** Work item **
Please reproduce every entry below without omitting a single line.

(Page content transcription data)
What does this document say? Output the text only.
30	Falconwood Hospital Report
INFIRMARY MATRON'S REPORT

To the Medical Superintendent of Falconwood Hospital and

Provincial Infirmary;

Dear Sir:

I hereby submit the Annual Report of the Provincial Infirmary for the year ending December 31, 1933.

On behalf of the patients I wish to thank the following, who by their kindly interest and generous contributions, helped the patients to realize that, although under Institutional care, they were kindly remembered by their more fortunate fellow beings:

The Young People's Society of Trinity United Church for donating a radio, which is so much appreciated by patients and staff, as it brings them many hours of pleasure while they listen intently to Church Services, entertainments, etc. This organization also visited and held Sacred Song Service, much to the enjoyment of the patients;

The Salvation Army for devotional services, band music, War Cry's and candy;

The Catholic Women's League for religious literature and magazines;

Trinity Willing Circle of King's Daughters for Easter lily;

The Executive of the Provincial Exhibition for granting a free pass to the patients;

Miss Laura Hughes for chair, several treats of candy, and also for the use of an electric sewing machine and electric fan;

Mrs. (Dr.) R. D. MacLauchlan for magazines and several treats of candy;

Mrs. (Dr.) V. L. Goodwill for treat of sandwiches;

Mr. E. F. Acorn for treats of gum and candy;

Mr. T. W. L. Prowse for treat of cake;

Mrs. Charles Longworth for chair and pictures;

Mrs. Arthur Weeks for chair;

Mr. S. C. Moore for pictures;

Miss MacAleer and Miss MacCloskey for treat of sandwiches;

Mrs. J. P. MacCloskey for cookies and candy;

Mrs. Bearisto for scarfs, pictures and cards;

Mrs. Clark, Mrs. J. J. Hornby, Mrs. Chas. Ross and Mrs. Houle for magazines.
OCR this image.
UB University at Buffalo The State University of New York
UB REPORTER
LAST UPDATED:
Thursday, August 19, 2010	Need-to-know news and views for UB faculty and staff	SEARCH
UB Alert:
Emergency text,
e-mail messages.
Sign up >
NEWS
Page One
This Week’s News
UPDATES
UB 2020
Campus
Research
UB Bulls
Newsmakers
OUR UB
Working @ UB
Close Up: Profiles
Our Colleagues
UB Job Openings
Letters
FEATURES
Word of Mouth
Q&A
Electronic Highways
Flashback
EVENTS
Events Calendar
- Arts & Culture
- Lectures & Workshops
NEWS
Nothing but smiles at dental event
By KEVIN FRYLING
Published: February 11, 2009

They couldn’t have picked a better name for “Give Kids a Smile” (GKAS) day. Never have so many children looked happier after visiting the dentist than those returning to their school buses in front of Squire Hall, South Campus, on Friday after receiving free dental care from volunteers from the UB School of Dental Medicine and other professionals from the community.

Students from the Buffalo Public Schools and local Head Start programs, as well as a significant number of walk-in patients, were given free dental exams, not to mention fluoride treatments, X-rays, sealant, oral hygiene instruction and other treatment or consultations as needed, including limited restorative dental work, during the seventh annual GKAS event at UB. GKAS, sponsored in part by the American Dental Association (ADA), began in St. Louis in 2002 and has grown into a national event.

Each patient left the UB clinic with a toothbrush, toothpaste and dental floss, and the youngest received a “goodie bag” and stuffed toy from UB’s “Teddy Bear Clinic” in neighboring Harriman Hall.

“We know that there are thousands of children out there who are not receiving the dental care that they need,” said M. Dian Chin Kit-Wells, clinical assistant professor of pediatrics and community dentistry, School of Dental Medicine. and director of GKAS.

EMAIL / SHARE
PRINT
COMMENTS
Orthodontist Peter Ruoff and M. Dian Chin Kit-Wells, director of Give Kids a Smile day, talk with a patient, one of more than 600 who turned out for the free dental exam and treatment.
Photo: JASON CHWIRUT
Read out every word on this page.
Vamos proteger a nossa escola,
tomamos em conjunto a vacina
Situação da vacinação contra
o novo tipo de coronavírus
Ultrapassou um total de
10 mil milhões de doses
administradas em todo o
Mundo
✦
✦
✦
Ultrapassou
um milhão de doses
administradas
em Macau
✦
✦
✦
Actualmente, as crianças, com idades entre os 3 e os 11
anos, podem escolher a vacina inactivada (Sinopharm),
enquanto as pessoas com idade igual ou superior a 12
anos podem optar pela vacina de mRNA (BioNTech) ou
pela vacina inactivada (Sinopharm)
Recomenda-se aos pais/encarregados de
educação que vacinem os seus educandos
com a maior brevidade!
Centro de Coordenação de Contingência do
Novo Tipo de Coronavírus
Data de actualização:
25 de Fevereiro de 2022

** Your solution **
What does this document say? Output the text only.
30	Falconwood Hospital Report
INFIRMARY MATRON'S REPORT

To the Medical Superintendent of Falconwood Hospital and

Provincial Infirmary;

Dear Sir:

I hereby submit the Annual Report of the Provincial Infirmary for the year ending December 31, 1933.

On behalf of the patients I wish to thank the following, who by their kindly interest and generous contributions, helped the patients to realize that, although under Institutional care, they were kindly remembered by their more fortunate fellow beings:

The Young People's Society of Trinity United Church for donating a radio, which is so much appreciated by patients and staff, as it brings them many hours of pleasure while they listen intently to Church Services, entertainments, etc. This organization also visited and held Sacred Song Service, much to the enjoyment of the patients;

The Salvation Army for devotional services, band music, War Cry's and candy;

The Catholic Women's League for religious literature and magazines;

Trinity Willing Circle of King's Daughters for Easter lily;

The Executive of the Provincial Exhibition for granting a free pass to the patients;

Miss Laura Hughes for chair, several treats of candy, and also for the use of an electric sewing machine and electric fan;

Mrs. (Dr.) R. D. MacLauchlan for magazines and several treats of candy;

Mrs. (Dr.) V. L. Goodwill for treat of sandwiches;

Mr. E. F. Acorn for treats of gum and candy;

Mr. T. W. L. Prowse for treat of cake;

Mrs. Charles Longworth for chair and pictures;

Mrs. Arthur Weeks for chair;

Mr. S. C. Moore for pictures;

Miss MacAleer and Miss MacCloskey for treat of sandwiches;

Mrs. J. P. MacCloskey for cookies and candy;

Mrs. Bearisto for scarfs, pictures and cards;

Mrs. Clark, Mrs. J. J. Hornby, Mrs. Chas. Ross and Mrs. Houle for magazines.
OCR this image.
UB University at Buffalo The State University of New York
UB REPORTER
LAST UPDATED:
Thursday, August 19, 2010	Need-to-know news and views for UB faculty and staff	SEARCH
UB Alert:
Emergency text,
e-mail messages.
Sign up >
NEWS
Page One
This Week’s News
UPDATES
UB 2020
Campus
Research
UB Bulls
Newsmakers
OUR UB
Working @ UB
Close Up: Profiles
Our Colleagues
UB Job Openings
Letters
FEATURES
Word of Mouth
Q&A
Electronic Highways
Flashback
EVENTS
Events Calendar
- Arts & Culture
- Lectures & Workshops
NEWS
Nothing but smiles at dental event
By KEVIN FRYLING
Published: February 11, 2009

They couldn’t have picked a better name for “Give Kids a Smile” (GKAS) day. Never have so many children looked happier after visiting the dentist than those returning to their school buses in front of Squire Hall, South Campus, on Friday after receiving free dental care from volunteers from the UB School of Dental Medicine and other professionals from the community.

Students from the Buffalo Public Schools and local Head Start programs, as well as a significant number of walk-in patients, were given free dental exams, not to mention fluoride treatments, X-rays, sealant, oral hygiene instruction and other treatment or consultations as needed, including limited restorative dental work, during the seventh annual GKAS event at UB. GKAS, sponsored in part by the American Dental Association (ADA), began in St. Louis in 2002 and has grown into a national event.

Each patient left the UB clinic with a toothbrush, toothpaste and dental floss, and the youngest received a “goodie bag” and stuffed toy from UB’s “Teddy Bear Clinic” in neighboring Harriman Hall.

“We know that there are thousands of children out there who are not receiving the dental care that they need,” said M. Dian Chin Kit-Wells, clinical assistant professor of pediatrics and community dentistry, School of Dental Medicine. and director of GKAS.

EMAIL / SHARE
PRINT
COMMENTS
Orthodontist Peter Ruoff and M. Dian Chin Kit-Wells, director of Give Kids a Smile day, talk with a patient, one of more than 600 who turned out for the free dental exam and treatment.
Photo: JASON CHWIRUT
Read out every word on this page.
Vamos proteger a nossa escola,
tomamos em conjunto a vacina
Situação da vacinação contra
o novo tipo de coronavírus
Ultrapassou um total de
10 mil milhões de doses
administradas em todo o
Mundo
✦
✦
✦
Ultrapassou
um milhão de doses
administradas
em Macau
✦
✦
✦
Actualmente, as crianças, com idades entre os 3 e os 11
anos, podem escolher a vacina inactivada (Sinopharm),
enquanto as pessoas com idade igual ou superior a 12
anos podem optar pela vacina de mRNA (BioNTech) ou
pela vacina inactivada (Sinopharm)
Recomenda-se aos pais/encarregados de
educação que vacinem os seus educandos
com a maior brevidade!
Centro de Coordenação de Contingência do
Novo Tipo de Coronavírus
Data de actualização:
25 de Fevereiro de 2022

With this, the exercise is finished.